**WHAT YOU HAVE TO DO**
Extract every line that includes the string "into".

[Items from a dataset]

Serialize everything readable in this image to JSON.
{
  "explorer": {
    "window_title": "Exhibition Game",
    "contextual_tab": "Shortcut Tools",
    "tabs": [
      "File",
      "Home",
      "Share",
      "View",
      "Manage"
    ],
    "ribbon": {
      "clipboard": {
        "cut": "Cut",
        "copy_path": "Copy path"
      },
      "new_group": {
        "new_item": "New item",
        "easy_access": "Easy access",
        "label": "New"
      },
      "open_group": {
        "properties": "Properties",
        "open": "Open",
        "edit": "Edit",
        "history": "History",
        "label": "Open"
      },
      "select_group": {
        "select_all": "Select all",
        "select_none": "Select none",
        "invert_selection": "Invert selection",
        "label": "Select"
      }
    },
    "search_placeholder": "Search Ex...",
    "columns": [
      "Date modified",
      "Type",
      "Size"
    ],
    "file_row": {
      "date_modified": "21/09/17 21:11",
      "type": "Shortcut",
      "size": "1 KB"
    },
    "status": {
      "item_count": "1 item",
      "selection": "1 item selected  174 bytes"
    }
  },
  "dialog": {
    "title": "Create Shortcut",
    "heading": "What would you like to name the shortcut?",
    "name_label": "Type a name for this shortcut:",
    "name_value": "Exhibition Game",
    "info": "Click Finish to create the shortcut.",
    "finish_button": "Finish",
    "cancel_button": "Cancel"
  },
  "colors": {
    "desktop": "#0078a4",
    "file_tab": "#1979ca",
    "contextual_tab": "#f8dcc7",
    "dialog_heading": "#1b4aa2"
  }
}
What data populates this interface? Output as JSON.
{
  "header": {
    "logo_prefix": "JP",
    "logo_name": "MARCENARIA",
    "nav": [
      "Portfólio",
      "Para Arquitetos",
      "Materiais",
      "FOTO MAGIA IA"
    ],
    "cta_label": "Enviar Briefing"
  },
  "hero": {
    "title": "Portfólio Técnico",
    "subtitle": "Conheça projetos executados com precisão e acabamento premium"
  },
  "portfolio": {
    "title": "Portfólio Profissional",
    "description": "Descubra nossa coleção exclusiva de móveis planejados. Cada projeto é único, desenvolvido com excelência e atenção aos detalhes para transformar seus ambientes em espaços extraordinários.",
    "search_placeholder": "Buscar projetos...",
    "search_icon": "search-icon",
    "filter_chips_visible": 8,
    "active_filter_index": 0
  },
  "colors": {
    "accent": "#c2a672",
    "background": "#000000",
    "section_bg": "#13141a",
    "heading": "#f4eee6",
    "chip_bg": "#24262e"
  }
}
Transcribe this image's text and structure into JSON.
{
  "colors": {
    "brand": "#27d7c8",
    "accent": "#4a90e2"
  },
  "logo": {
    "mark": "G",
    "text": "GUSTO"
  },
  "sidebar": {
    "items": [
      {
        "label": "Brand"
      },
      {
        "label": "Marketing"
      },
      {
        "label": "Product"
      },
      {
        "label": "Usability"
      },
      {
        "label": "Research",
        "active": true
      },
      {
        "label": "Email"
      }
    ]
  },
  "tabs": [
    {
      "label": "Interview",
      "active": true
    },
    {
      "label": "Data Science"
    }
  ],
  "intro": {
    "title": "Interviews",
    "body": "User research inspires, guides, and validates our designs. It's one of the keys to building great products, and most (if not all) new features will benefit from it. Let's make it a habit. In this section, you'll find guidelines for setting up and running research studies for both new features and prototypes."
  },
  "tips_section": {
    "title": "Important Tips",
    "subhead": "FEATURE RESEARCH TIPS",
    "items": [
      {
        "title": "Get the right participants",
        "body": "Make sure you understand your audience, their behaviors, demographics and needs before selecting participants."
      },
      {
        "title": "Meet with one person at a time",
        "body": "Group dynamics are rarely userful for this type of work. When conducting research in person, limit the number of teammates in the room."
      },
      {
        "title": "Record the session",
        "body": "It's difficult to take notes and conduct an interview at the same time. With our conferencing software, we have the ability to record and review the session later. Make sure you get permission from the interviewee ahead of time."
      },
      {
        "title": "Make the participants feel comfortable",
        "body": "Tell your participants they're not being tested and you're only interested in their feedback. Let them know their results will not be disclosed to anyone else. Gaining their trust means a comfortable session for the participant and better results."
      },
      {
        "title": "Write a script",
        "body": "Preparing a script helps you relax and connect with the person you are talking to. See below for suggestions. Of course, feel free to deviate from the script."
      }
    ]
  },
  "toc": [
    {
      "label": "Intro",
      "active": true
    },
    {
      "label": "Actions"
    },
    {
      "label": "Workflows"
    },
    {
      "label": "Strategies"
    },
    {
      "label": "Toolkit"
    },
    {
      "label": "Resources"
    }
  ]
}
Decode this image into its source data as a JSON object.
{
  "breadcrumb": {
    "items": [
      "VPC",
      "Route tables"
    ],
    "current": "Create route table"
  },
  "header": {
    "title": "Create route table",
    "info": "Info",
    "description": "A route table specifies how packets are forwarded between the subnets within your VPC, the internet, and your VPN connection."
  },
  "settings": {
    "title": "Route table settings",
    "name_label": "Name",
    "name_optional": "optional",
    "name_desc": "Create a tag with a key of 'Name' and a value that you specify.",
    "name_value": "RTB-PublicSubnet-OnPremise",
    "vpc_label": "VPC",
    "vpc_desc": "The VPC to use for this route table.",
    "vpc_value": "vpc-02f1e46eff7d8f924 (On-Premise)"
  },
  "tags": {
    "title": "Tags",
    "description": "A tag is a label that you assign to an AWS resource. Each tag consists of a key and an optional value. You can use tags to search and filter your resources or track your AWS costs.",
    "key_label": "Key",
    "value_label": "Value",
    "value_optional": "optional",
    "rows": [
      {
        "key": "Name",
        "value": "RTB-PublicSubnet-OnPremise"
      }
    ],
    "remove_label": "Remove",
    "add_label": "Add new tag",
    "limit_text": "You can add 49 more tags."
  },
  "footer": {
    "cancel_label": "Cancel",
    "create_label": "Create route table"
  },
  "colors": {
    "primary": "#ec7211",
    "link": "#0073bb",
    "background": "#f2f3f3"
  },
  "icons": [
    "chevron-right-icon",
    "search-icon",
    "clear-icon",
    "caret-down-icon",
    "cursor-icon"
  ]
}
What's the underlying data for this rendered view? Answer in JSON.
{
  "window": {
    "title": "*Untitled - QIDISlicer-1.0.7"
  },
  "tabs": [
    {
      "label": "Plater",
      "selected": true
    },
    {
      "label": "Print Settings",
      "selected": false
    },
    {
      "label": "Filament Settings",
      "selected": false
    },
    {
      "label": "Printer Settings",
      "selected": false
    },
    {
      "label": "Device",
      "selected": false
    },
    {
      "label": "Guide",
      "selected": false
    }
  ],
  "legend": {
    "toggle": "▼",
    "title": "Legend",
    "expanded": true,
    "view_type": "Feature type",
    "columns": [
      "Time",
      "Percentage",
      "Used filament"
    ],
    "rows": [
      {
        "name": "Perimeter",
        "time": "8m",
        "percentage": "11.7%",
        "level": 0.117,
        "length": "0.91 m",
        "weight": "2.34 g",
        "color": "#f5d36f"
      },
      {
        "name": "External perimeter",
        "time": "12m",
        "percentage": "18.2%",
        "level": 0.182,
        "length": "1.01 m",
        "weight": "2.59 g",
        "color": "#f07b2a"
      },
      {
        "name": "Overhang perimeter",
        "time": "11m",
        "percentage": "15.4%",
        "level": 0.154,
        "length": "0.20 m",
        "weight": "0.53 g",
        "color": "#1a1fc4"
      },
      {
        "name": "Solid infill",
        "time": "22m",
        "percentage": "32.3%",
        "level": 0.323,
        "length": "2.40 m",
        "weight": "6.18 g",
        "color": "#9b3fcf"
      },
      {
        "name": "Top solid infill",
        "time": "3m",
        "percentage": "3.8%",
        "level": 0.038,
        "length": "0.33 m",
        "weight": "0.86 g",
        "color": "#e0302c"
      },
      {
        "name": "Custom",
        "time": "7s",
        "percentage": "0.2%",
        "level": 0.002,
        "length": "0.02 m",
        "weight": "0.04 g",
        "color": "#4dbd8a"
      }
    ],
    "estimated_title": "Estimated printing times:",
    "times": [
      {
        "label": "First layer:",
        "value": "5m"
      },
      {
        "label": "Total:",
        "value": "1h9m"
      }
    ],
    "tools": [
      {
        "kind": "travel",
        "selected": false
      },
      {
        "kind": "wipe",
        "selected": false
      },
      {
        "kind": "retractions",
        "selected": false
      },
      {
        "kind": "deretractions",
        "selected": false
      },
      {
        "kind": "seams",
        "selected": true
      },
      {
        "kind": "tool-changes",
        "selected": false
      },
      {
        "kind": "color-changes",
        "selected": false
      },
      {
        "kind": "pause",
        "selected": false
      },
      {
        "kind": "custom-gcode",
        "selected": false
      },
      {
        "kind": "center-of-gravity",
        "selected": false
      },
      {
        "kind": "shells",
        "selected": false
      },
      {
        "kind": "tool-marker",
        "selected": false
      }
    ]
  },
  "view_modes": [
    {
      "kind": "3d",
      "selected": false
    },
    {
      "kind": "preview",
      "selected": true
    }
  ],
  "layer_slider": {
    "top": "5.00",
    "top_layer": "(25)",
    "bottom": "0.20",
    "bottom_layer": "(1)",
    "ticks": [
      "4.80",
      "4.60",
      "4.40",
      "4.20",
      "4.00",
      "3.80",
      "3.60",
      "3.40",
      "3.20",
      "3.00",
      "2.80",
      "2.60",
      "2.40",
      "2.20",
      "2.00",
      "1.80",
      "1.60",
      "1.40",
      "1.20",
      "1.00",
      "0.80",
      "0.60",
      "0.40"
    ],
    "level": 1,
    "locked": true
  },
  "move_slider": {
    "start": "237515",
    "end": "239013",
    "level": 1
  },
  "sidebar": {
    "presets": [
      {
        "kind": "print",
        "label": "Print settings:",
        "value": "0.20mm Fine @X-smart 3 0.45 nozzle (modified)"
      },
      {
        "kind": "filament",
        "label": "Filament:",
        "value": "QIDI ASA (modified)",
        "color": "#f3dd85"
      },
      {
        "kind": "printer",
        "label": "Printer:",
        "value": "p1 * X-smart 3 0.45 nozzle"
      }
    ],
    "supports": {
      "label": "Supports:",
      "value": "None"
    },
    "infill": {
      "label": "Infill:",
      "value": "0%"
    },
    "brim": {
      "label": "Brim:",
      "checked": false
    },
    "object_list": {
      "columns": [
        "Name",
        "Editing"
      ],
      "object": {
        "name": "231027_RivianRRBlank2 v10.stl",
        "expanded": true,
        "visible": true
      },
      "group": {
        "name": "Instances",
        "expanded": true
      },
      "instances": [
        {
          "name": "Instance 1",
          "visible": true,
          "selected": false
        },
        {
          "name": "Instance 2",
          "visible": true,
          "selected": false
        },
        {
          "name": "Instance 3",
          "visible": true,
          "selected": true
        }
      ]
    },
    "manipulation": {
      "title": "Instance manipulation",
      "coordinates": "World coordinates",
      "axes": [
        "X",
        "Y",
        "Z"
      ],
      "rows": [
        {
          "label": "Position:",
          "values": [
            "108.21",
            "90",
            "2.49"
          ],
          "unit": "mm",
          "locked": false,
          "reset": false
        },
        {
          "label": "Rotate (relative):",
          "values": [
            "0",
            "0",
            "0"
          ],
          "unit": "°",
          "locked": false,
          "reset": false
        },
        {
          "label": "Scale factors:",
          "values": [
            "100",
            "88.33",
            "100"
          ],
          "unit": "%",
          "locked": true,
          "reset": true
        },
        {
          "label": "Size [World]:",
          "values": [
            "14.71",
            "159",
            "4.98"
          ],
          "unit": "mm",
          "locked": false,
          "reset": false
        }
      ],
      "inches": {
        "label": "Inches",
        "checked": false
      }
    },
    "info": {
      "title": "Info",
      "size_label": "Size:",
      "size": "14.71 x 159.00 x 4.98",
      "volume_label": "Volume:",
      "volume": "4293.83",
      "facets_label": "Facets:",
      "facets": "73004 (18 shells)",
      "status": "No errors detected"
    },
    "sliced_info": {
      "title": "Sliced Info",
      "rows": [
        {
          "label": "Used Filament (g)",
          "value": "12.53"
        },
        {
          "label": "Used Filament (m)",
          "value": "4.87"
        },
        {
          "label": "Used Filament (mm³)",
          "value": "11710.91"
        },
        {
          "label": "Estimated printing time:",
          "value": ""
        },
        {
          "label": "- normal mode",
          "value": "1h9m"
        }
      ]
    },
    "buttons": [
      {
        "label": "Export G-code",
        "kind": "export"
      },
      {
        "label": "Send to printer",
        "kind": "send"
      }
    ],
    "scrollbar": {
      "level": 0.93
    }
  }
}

**OUTPUT BELOW**
Transcribe this image's text and structure into JSON.
Decode this image into its source data as a JSON object.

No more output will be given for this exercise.